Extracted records
-- start --

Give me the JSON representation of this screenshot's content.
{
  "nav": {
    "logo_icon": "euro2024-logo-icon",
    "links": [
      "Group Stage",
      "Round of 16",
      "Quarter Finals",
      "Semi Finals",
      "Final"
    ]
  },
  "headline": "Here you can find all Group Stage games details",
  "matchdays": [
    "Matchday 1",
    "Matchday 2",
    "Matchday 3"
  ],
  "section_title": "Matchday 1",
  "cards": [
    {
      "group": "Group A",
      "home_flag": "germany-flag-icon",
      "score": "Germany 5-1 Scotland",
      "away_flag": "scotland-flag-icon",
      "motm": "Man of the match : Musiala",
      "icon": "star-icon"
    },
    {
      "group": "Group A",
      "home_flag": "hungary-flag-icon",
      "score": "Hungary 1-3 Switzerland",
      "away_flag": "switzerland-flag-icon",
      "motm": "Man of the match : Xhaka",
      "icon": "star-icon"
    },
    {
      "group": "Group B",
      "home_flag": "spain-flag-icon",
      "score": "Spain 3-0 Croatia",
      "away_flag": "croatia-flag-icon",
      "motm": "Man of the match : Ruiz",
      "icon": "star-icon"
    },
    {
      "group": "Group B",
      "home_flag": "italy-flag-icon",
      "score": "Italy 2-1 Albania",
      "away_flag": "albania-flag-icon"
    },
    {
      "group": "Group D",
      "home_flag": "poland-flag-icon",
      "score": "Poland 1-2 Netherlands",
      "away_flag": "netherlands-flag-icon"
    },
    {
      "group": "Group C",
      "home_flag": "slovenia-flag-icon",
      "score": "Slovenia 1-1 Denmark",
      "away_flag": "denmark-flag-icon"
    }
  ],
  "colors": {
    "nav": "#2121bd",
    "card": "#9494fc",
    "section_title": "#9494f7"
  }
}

-- end --
-- start --

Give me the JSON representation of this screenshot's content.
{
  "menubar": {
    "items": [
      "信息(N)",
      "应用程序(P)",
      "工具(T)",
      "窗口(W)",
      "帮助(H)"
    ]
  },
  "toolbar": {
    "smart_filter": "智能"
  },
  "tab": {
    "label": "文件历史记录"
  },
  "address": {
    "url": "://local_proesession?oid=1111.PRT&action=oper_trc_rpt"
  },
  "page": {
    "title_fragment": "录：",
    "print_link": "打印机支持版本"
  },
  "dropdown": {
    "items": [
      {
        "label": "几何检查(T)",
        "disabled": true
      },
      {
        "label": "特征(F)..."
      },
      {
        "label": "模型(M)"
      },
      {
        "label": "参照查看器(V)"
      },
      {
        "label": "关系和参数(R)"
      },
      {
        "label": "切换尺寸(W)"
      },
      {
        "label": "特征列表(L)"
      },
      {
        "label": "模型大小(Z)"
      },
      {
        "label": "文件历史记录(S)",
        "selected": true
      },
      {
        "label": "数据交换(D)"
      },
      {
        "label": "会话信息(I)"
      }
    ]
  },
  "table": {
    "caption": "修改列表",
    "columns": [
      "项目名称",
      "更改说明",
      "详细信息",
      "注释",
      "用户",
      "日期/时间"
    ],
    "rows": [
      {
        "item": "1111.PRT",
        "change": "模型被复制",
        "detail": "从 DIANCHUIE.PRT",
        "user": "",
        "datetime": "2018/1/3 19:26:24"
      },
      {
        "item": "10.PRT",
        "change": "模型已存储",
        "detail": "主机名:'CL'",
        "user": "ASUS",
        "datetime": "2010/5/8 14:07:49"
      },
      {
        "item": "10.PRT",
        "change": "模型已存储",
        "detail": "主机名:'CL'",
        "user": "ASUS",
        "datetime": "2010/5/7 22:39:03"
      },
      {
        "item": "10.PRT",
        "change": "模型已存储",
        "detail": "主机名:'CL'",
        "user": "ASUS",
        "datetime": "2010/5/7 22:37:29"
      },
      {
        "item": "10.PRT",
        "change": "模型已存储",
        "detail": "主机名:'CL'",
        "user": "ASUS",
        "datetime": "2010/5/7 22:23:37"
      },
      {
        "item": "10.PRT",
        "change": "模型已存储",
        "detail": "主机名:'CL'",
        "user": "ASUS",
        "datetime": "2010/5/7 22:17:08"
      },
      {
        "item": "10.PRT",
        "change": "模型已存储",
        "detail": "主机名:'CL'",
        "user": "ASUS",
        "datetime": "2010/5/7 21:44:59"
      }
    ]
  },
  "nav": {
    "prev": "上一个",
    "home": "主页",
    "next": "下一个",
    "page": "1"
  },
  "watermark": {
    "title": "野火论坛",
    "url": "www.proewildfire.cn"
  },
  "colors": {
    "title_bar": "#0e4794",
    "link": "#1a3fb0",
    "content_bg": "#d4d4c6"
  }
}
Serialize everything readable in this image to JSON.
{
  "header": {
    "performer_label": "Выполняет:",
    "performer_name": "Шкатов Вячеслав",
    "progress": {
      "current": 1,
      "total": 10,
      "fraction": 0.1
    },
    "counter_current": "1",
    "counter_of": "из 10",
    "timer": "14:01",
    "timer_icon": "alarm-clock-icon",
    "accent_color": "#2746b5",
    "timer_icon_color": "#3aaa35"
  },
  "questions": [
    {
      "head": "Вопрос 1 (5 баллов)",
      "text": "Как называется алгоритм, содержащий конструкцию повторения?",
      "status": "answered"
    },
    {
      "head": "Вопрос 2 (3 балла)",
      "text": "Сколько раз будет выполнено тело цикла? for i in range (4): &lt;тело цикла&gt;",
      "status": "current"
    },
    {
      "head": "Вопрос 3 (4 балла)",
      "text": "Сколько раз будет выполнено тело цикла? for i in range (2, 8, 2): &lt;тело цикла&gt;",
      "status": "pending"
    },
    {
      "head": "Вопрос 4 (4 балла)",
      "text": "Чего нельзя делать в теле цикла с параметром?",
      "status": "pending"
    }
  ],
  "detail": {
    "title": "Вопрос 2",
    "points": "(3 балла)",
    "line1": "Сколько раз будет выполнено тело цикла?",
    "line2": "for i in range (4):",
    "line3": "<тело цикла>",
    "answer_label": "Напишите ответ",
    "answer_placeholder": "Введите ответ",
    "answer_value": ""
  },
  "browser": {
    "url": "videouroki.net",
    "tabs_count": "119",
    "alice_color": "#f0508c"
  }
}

-- end --
-- start --

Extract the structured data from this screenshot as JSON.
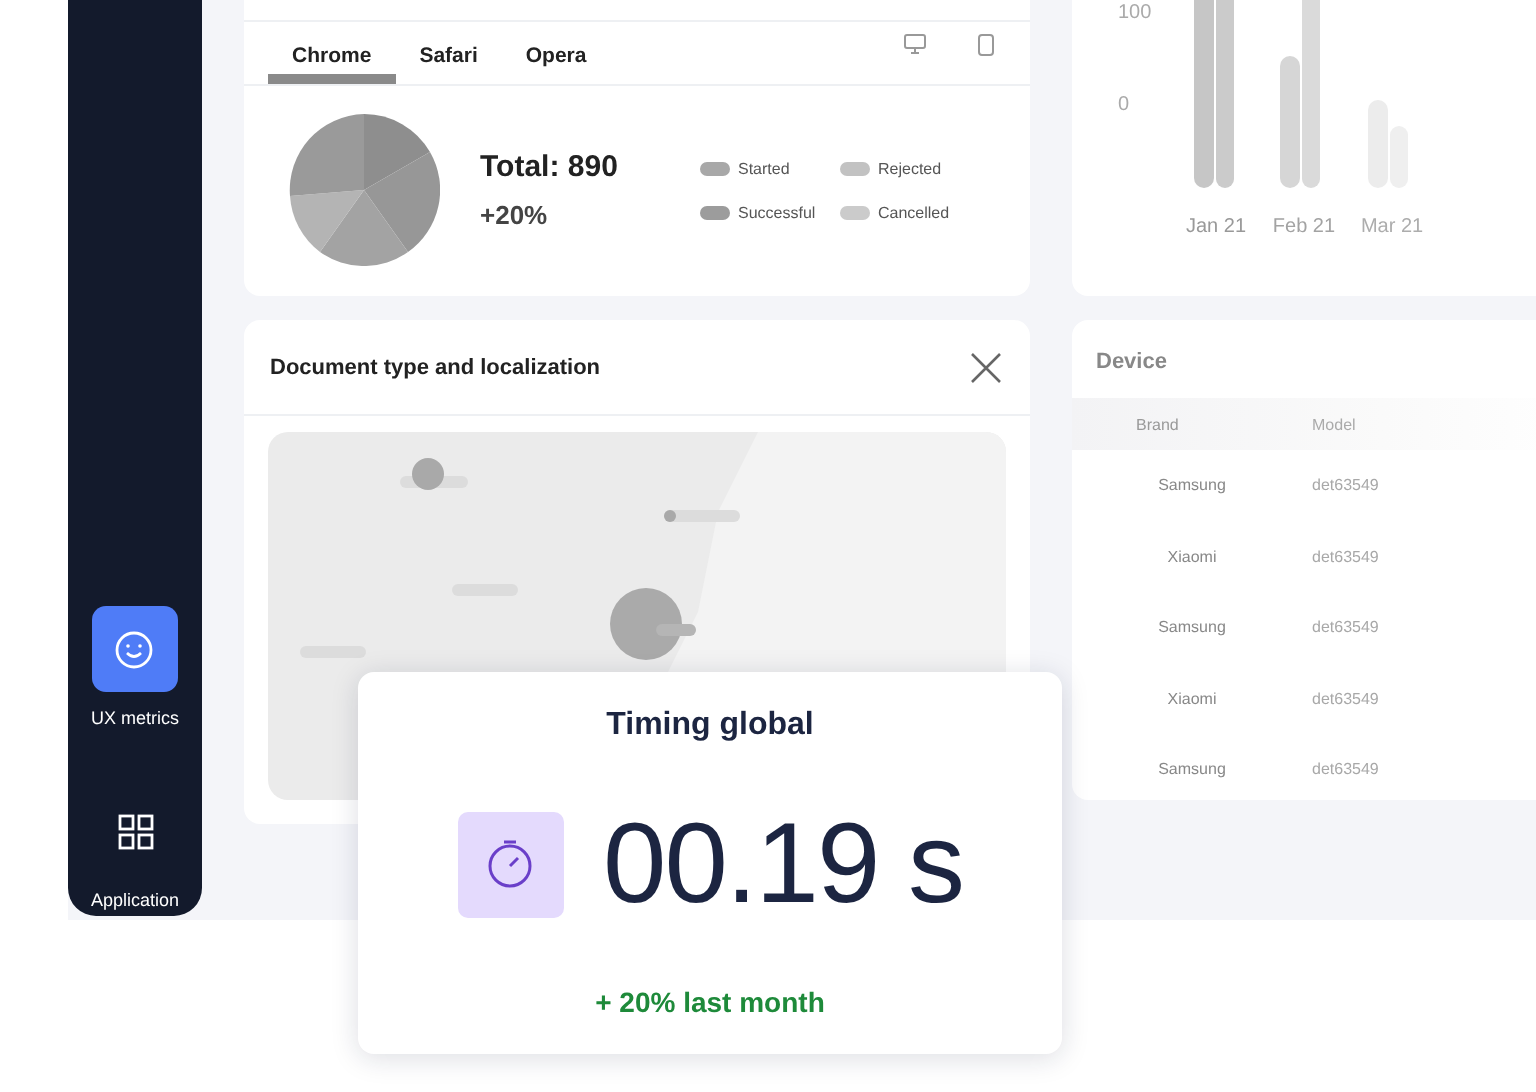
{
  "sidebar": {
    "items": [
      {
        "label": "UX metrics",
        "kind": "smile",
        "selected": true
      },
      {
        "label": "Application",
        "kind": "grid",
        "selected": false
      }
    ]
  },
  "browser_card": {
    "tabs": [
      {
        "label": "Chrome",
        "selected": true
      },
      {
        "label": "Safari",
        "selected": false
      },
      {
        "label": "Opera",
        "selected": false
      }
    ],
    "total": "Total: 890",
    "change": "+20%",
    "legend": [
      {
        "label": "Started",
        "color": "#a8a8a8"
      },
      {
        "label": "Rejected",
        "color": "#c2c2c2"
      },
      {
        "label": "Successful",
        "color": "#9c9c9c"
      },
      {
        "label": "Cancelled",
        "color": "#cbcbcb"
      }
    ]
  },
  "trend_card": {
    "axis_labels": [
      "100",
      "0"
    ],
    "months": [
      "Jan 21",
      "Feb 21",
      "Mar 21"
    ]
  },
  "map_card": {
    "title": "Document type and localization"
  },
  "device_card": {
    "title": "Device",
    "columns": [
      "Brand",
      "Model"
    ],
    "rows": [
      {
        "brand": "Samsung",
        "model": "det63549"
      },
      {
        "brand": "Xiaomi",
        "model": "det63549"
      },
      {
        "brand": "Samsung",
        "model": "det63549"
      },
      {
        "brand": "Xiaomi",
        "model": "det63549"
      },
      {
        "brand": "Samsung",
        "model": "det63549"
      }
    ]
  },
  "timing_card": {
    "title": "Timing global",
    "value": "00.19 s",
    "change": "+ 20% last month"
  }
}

-- end --

• _INSTRUCTIONS FOR THE TASK_
In the entries above, find each line with the word "datetime" and copy it.

• _TASK RESULT_
        "datetime": "2018/1/3 19:26:24"
        "datetime": "2010/5/8 14:07:49"
        "datetime": "2010/5/7 22:39:03"
        "datetime": "2010/5/7 22:37:29"
        "datetime": "2010/5/7 22:23:37"
        "datetime": "2010/5/7 22:17:08"
        "datetime": "2010/5/7 21:44:59"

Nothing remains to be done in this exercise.